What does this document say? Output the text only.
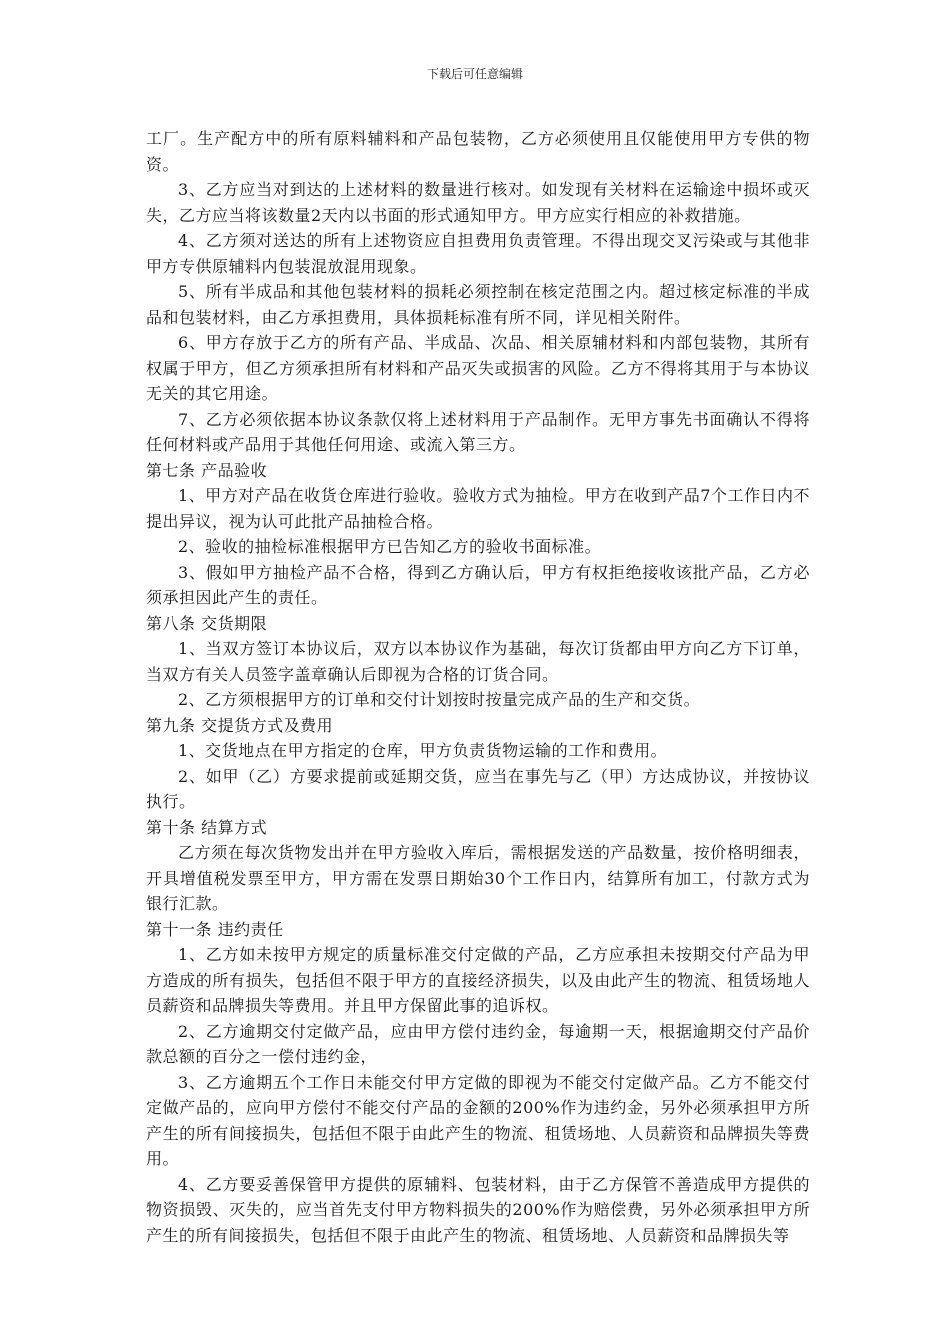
下载后可任意编辑

工厂。生产配方中的所有原料辅料和产品包装物，乙方必须使用且仅能使用甲方专供的物资。

3、乙方应当对到达的上述材料的数量进行核对。如发现有关材料在运输途中损坏或灭失，乙方应当将该数量2天内以书面的形式通知甲方。甲方应实行相应的补救措施。

4、乙方须对送达的所有上述物资应自担费用负责管理。不得出现交叉污染或与其他非甲方专供原辅料内包装混放混用现象。

5、所有半成品和其他包装材料的损耗必须控制在核定范围之内。超过核定标准的半成品和包装材料，由乙方承担费用，具体损耗标准有所不同，详见相关附件。

6、甲方存放于乙方的所有产品、半成品、次品、相关原辅材料和内部包装物，其所有权属于甲方，但乙方须承担所有材料和产品灭失或损害的风险。乙方不得将其用于与本协议无关的其它用途。

7、乙方必须依据本协议条款仅将上述材料用于产品制作。无甲方事先书面确认不得将任何材料或产品用于其他任何用途、或流入第三方。

第七条 产品验收

1、甲方对产品在收货仓库进行验收。验收方式为抽检。甲方在收到产品7个工作日内不提出异议，视为认可此批产品抽检合格。

2、验收的抽检标准根据甲方已告知乙方的验收书面标准。

3、假如甲方抽检产品不合格，得到乙方确认后，甲方有权拒绝接收该批产品，乙方必须承担因此产生的责任。

第八条 交货期限

1、当双方签订本协议后，双方以本协议作为基础，每次订货都由甲方向乙方下订单，当双方有关人员签字盖章确认后即视为合格的订货合同。

2、乙方须根据甲方的订单和交付计划按时按量完成产品的生产和交货。

第九条 交提货方式及费用

1、交货地点在甲方指定的仓库，甲方负责货物运输的工作和费用。

2、如甲（乙）方要求提前或延期交货，应当在事先与乙（甲）方达成协议，并按协议执行。

第十条 结算方式

乙方须在每次货物发出并在甲方验收入库后，需根据发送的产品数量，按价格明细表，开具增值税发票至甲方，甲方需在发票日期始30个工作日内，结算所有加工，付款方式为银行汇款。

第十一条 违约责任

1、乙方如未按甲方规定的质量标准交付定做的产品，乙方应承担未按期交付产品为甲方造成的所有损失，包括但不限于甲方的直接经济损失，以及由此产生的物流、租赁场地人员薪资和品牌损失等费用。并且甲方保留此事的追诉权。

2、乙方逾期交付定做产品，应由甲方偿付违约金，每逾期一天，根据逾期交付产品价款总额的百分之一偿付违约金，

3、乙方逾期五个工作日未能交付甲方定做的即视为不能交付定做产品。乙方不能交付定做产品的，应向甲方偿付不能交付产品的金额的200%作为违约金，另外必须承担甲方所产生的所有间接损失，包括但不限于由此产生的物流、租赁场地、人员薪资和品牌损失等费用。

4、乙方要妥善保管甲方提供的原辅料、包装材料，由于乙方保管不善造成甲方提供的物资损毁、灭失的，应当首先支付甲方物料损失的200%作为赔偿费，另外必须承担甲方所产生的所有间接损失，包括但不限于由此产生的物流、租赁场地、人员薪资和品牌损失等
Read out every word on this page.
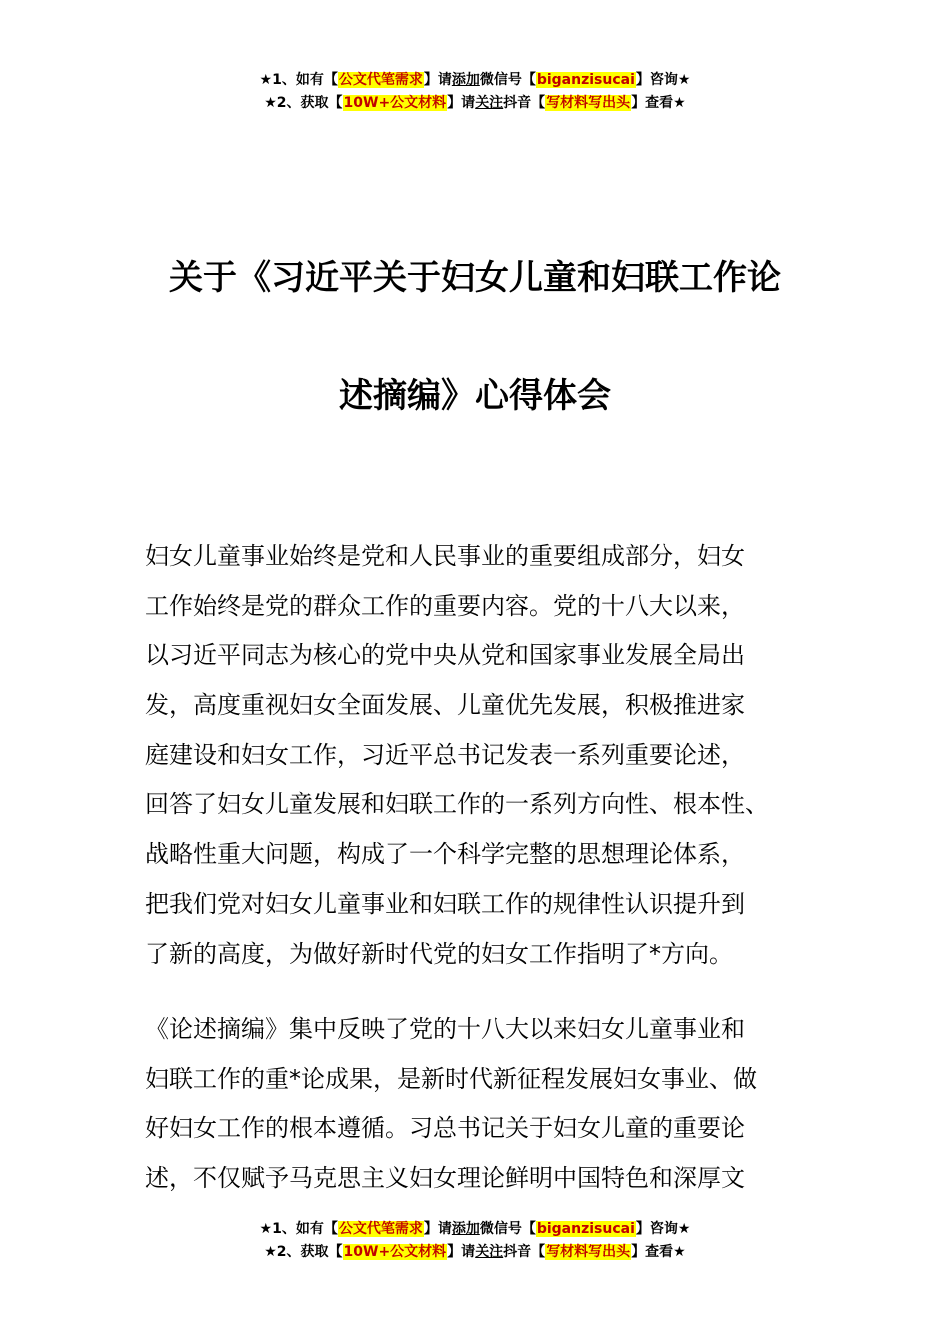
★1、如有【公文代笔需求】请添加微信号【biganzisucai】咨询★
★2、获取【10W+公文材料】请关注抖音【写材料写出头】查看★
关于《习近平关于妇女儿童和妇联工作论
述摘编》心得体会
妇女儿童事业始终是党和人民事业的重要组成部分，妇女
工作始终是党的群众工作的重要内容。党的十八大以来，
以习近平同志为核心的党中央从党和国家事业发展全局出
发，高度重视妇女全面发展、儿童优先发展，积极推进家
庭建设和妇女工作，习近平总书记发表一系列重要论述，
回答了妇女儿童发展和妇联工作的一系列方向性、根本性、
战略性重大问题，构成了一个科学完整的思想理论体系，
把我们党对妇女儿童事业和妇联工作的规律性认识提升到
了新的高度，为做好新时代党的妇女工作指明了*方向。
《论述摘编》集中反映了党的十八大以来妇女儿童事业和
妇联工作的重*论成果，是新时代新征程发展妇女事业、做
好妇女工作的根本遵循。习总书记关于妇女儿童的重要论
述，不仅赋予马克思主义妇女理论鲜明中国特色和深厚文
★1、如有【公文代笔需求】请添加微信号【biganzisucai】咨询★
★2、获取【10W+公文材料】请关注抖音【写材料写出头】查看★
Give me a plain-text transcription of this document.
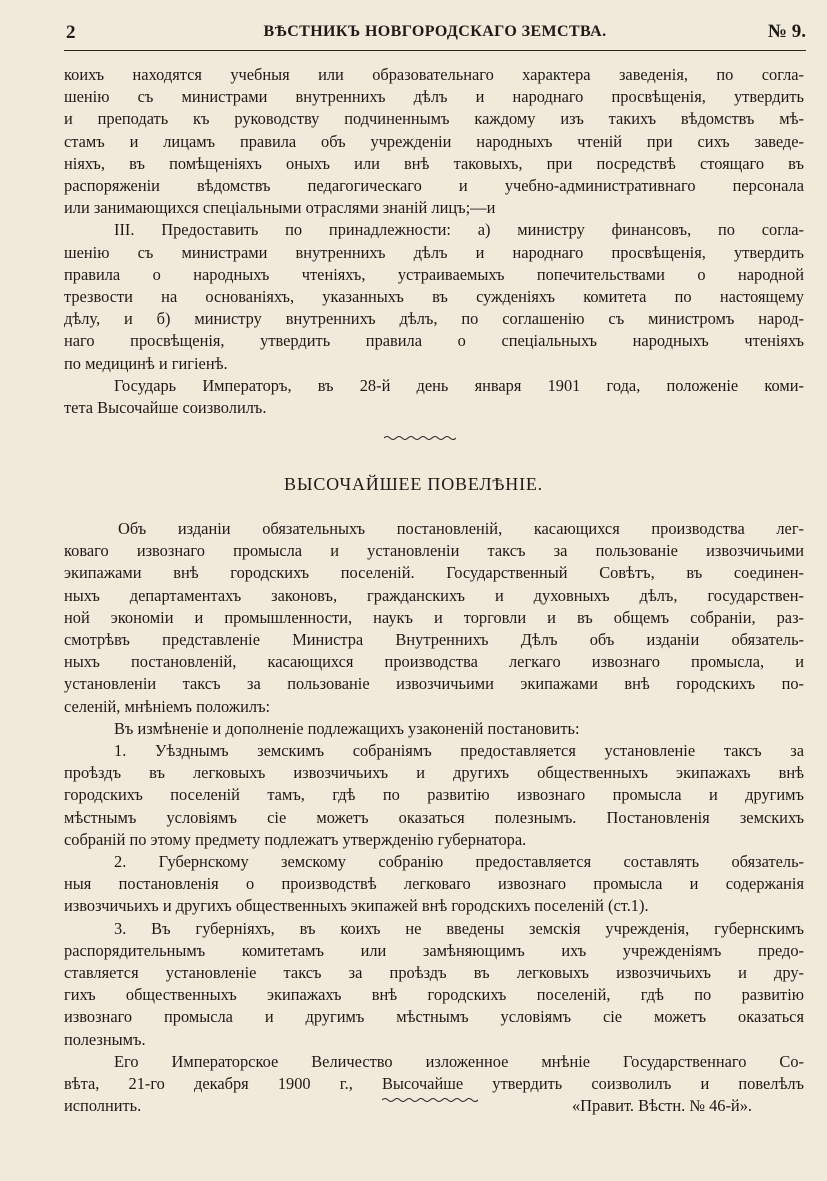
2	ВѢСТНИКЪ НОВГОРОДСКАГО ЗЕМСТВА.	№ 9.
коихъ находятся учебныя или образовательнаго характера заведенія, по согла-
шенію съ министрами внутреннихъ дѣлъ и народнаго просвѣщенія, утвердить
и преподать къ руководству подчиненнымъ каждому изъ такихъ вѣдомствъ мѣ-
стамъ и лицамъ правила объ учрежденіи народныхъ чтеній при сихъ заведе-
ніяхъ, въ помѣщеніяхъ оныхъ или внѣ таковыхъ, при посредствѣ стоящаго въ
распоряженіи вѣдомствъ педагогическаго и учебно-административнаго персонала
или занимающихся спеціальными отраслями знаній лицъ;—и
III. Предоставить по принадлежности: а) министру финансовъ, по согла-
шенію съ министрами внутреннихъ дѣлъ и народнаго просвѣщенія, утвердить
правила о народныхъ чтеніяхъ, устраиваемыхъ попечительствами о народной
трезвости на основаніяхъ, указанныхъ въ сужденіяхъ комитета по настоящему
дѣлу, и б) министру внутреннихъ дѣлъ, по соглашенію съ министромъ народ-
наго просвѣщенія, утвердить правила о спеціальныхъ народныхъ чтеніяхъ
по медицинѣ и гигіенѣ.
Государь Императоръ, въ 28-й день января 1901 года, положеніе коми-
тета Высочайше соизволилъ.
ВЫСОЧАЙШЕЕ ПОВЕЛѢНІЕ.
Объ изданіи обязательныхъ постановленій, касающихся производства лег-
коваго извознаго промысла и установленіи таксъ за пользованіе извозчичьими
экипажами внѣ городскихъ поселеній. Государственный Совѣтъ, въ соединен-
ныхъ департаментахъ законовъ, гражданскихъ и духовныхъ дѣлъ, государствен-
ной экономіи и промышленности, наукъ и торговли и въ общемъ собраніи, раз-
смотрѣвъ представленіе Министра Внутреннихъ Дѣлъ объ изданіи обязатель-
ныхъ постановленій, касающихся производства легкаго извознаго промысла, и
установленіи таксъ за пользованіе извозчичьими экипажами внѣ городскихъ по-
селеній, мнѣніемъ положилъ:
Въ измѣненіе и дополненіе подлежащихъ узаконеній постановить:
1. Уѣзднымъ земскимъ собраніямъ предоставляется установленіе таксъ за
проѣздъ въ легковыхъ извозчичьихъ и другихъ общественныхъ экипажахъ внѣ
городскихъ поселеній тамъ, гдѣ по развитію извознаго промысла и другимъ
мѣстнымъ условіямъ сіе можетъ оказаться полезнымъ. Постановленія земскихъ
собраній по этому предмету подлежатъ утвержденію губернатора.
2. Губернскому земскому собранію предоставляется составлять обязатель-
ныя постановленія о производствѣ легковаго извознаго промысла и содержанія
извозчичьихъ и другихъ общественныхъ экипажей внѣ городскихъ поселеній (ст.1).
3. Въ губерніяхъ, въ коихъ не введены земскія учрежденія, губернскимъ
распорядительнымъ комитетамъ или замѣняющимъ ихъ учрежденіямъ предо-
ставляется установленіе таксъ за проѣздъ въ легковыхъ извозчичьихъ и дру-
гихъ общественныхъ экипажахъ внѣ городскихъ поселеній, гдѣ по развитію
извознаго промысла и другимъ мѣстнымъ условіямъ сіе можетъ оказаться
полезнымъ.
Его Императорское Величество изложенное мнѣніе Государственнаго Со-
вѣта, 21-го декабря 1900 г., Высочайше утвердить соизволилъ и повелѣлъ
исполнить.	«Правит. Вѣстн. № 46-й».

▸ **Exercise**: Scan the listing above and identify each line holding the string "промысла"; copy every such line.

▸ **Task answer**:
коваго извознаго промысла и установленіи таксъ за пользованіе извозчичьими
ныхъ постановленій, касающихся производства легкаго извознаго промысла, и
городскихъ поселеній тамъ, гдѣ по развитію извознаго промысла и другимъ
ныя постановленія о производствѣ легковаго извознаго промысла и содержанія
извознаго промысла и другимъ мѣстнымъ условіямъ сіе можетъ оказаться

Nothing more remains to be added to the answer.